━━━ AVAILABLE RECORDS ━━━
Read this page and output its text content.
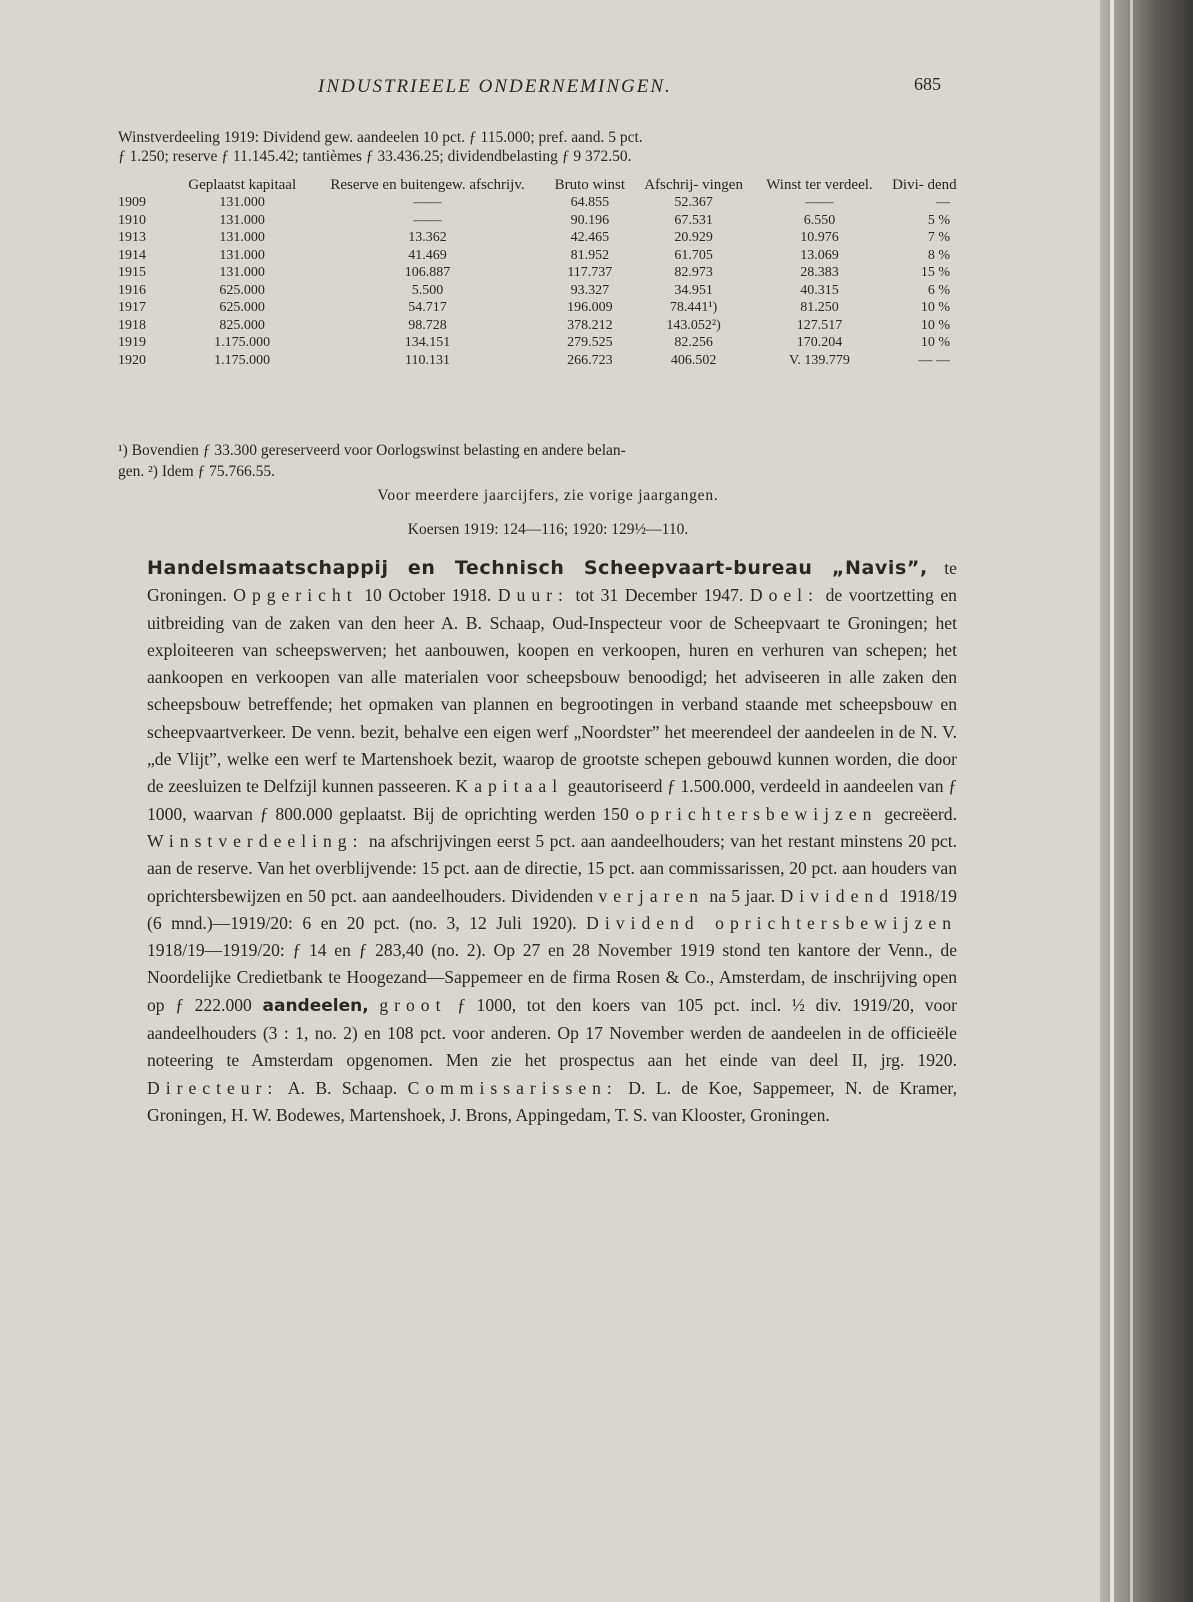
INDUSTRIEELE ONDERNEMINGEN.	685

Winstverdeeling 1919: Dividend gew. aandeelen 10 pct. ƒ 115.000; pref. aand. 5 pct.

ƒ 1.250; reserve ƒ 11.145.42; tantièmes ƒ 33.436.25; dividendbelasting ƒ 9 372.50.

	Geplaatst kapitaal	Reserve en buitengew. afschrijv.	Bruto winst	Afschrij- vingen	Winst ter verdeel.	Divi- dend
1909	131.000	——	64.855	52.367	——	—
1910	131.000	——	90.196	67.531	6.550	5 %
1913	131.000	13.362	42.465	20.929	10.976	7 %
1914	131.000	41.469	81.952	61.705	13.069	8 %
1915	131.000	106.887	117.737	82.973	28.383	15 %
1916	625.000	5.500	93.327	34.951	40.315	6 %
1917	625.000	54.717	196.009	78.441¹)	81.250	10 %
1918	825.000	98.728	378.212	143.052²)	127.517	10 %
1919	1.175.000	134.151	279.525	82.256	170.204	10 %
1920	1.175.000	110.131	266.723	406.502	V. 139.779	— —

¹) Bovendien ƒ 33.300 gereserveerd voor Oorlogswinst belasting en andere belan-

gen. ²) Idem ƒ 75.766.55.

Voor meerdere jaarcijfers, zie vorige jaargangen.
Koersen 1919: 124—116; 1920: 129½—110.

Handelsmaatschappij en Technisch Scheepvaart-bureau „Navis”, te Groningen. Opgericht 10 October 1918. Duur: tot 31 December 1947. Doel: de voortzetting en uitbreiding van de zaken van den heer A. B. Schaap, Oud-Inspecteur voor de Scheepvaart te Groningen; het exploiteeren van scheepswerven; het aanbouwen, koopen en verkoopen, huren en verhuren van schepen; het aankoopen en verkoopen van alle materialen voor scheepsbouw benoodigd; het adviseeren in alle zaken den scheepsbouw betreffende; het opmaken van plannen en begrootingen in verband staande met scheepsbouw en scheepvaartverkeer. De venn. bezit, behalve een eigen werf „Noordster” het meerendeel der aandeelen in de N. V. „de Vlijt”, welke een werf te Martenshoek bezit, waarop de grootste schepen gebouwd kunnen worden, die door de zeesluizen te Delfzijl kunnen passeeren. Kapitaal geautoriseerd ƒ 1.500.000, verdeeld in aandeelen van ƒ 1000, waarvan ƒ 800.000 geplaatst. Bij de oprichting werden 150 oprichtersbewijzen gecreëerd. Winstverdeeling: na afschrijvingen eerst 5 pct. aan aandeelhouders; van het restant minstens 20 pct. aan de reserve. Van het overblijvende: 15 pct. aan de directie, 15 pct. aan commissarissen, 20 pct. aan houders van oprichtersbewijzen en 50 pct. aan aandeelhouders. Dividenden verjaren na 5 jaar. Dividend 1918/19 (6 mnd.)—1919/20: 6 en 20 pct. (no. 3, 12 Juli 1920). Dividend oprichtersbewijzen 1918/19—1919/20: ƒ 14 en ƒ 283,40 (no. 2). Op 27 en 28 November 1919 stond ten kantore der Venn., de Noordelijke Credietbank te Hoogezand—Sappemeer en de firma Rosen & Co., Amsterdam, de inschrijving open op ƒ 222.000 aandeelen, groot ƒ 1000, tot den koers van 105 pct. incl. ½ div. 1919/20, voor aandeelhouders (3 : 1, no. 2) en 108 pct. voor anderen. Op 17 November werden de aandeelen in de officieële noteering te Amsterdam opgenomen. Men zie het prospectus aan het einde van deel II, jrg. 1920. Directeur: A. B. Schaap. Commissarissen: D. L. de Koe, Sappemeer, N. de Kramer, Groningen, H. W. Bodewes, Martenshoek, J. Brons, Appingedam, T. S. van Klooster, Groningen.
━━━
- **ABOUT THIS TASK**
Return all the records above exactly, pictures omitted.

- **RESULT OF THE TASK**
Read this page and output its text content.
INDUSTRIEELE ONDERNEMINGEN.	685

Winstverdeeling 1919: Dividend gew. aandeelen 10 pct. ƒ 115.000; pref. aand. 5 pct.

ƒ 1.250; reserve ƒ 11.145.42; tantièmes ƒ 33.436.25; dividendbelasting ƒ 9 372.50.

	Geplaatst kapitaal	Reserve en buitengew. afschrijv.	Bruto winst	Afschrij- vingen	Winst ter verdeel.	Divi- dend
1909	131.000	——	64.855	52.367	——	—
1910	131.000	——	90.196	67.531	6.550	5 %
1913	131.000	13.362	42.465	20.929	10.976	7 %
1914	131.000	41.469	81.952	61.705	13.069	8 %
1915	131.000	106.887	117.737	82.973	28.383	15 %
1916	625.000	5.500	93.327	34.951	40.315	6 %
1917	625.000	54.717	196.009	78.441¹)	81.250	10 %
1918	825.000	98.728	378.212	143.052²)	127.517	10 %
1919	1.175.000	134.151	279.525	82.256	170.204	10 %
1920	1.175.000	110.131	266.723	406.502	V. 139.779	— —

¹) Bovendien ƒ 33.300 gereserveerd voor Oorlogswinst belasting en andere belan-

gen. ²) Idem ƒ 75.766.55.

Voor meerdere jaarcijfers, zie vorige jaargangen.
Koersen 1919: 124—116; 1920: 129½—110.

Handelsmaatschappij en Technisch Scheepvaart-bureau „Navis”, te Groningen. Opgericht 10 October 1918. Duur: tot 31 December 1947. Doel: de voortzetting en uitbreiding van de zaken van den heer A. B. Schaap, Oud-Inspecteur voor de Scheepvaart te Groningen; het exploiteeren van scheepswerven; het aanbouwen, koopen en verkoopen, huren en verhuren van schepen; het aankoopen en verkoopen van alle materialen voor scheepsbouw benoodigd; het adviseeren in alle zaken den scheepsbouw betreffende; het opmaken van plannen en begrootingen in verband staande met scheepsbouw en scheepvaartverkeer. De venn. bezit, behalve een eigen werf „Noordster” het meerendeel der aandeelen in de N. V. „de Vlijt”, welke een werf te Martenshoek bezit, waarop de grootste schepen gebouwd kunnen worden, die door de zeesluizen te Delfzijl kunnen passeeren. Kapitaal geautoriseerd ƒ 1.500.000, verdeeld in aandeelen van ƒ 1000, waarvan ƒ 800.000 geplaatst. Bij de oprichting werden 150 oprichtersbewijzen gecreëerd. Winstverdeeling: na afschrijvingen eerst 5 pct. aan aandeelhouders; van het restant minstens 20 pct. aan de reserve. Van het overblijvende: 15 pct. aan de directie, 15 pct. aan commissarissen, 20 pct. aan houders van oprichtersbewijzen en 50 pct. aan aandeelhouders. Dividenden verjaren na 5 jaar. Dividend 1918/19 (6 mnd.)—1919/20: 6 en 20 pct. (no. 3, 12 Juli 1920). Dividend oprichtersbewijzen 1918/19—1919/20: ƒ 14 en ƒ 283,40 (no. 2). Op 27 en 28 November 1919 stond ten kantore der Venn., de Noordelijke Credietbank te Hoogezand—Sappemeer en de firma Rosen & Co., Amsterdam, de inschrijving open op ƒ 222.000 aandeelen, groot ƒ 1000, tot den koers van 105 pct. incl. ½ div. 1919/20, voor aandeelhouders (3 : 1, no. 2) en 108 pct. voor anderen. Op 17 November werden de aandeelen in de officieële noteering te Amsterdam opgenomen. Men zie het prospectus aan het einde van deel II, jrg. 1920. Directeur: A. B. Schaap. Commissarissen: D. L. de Koe, Sappemeer, N. de Kramer, Groningen, H. W. Bodewes, Martenshoek, J. Brons, Appingedam, T. S. van Klooster, Groningen.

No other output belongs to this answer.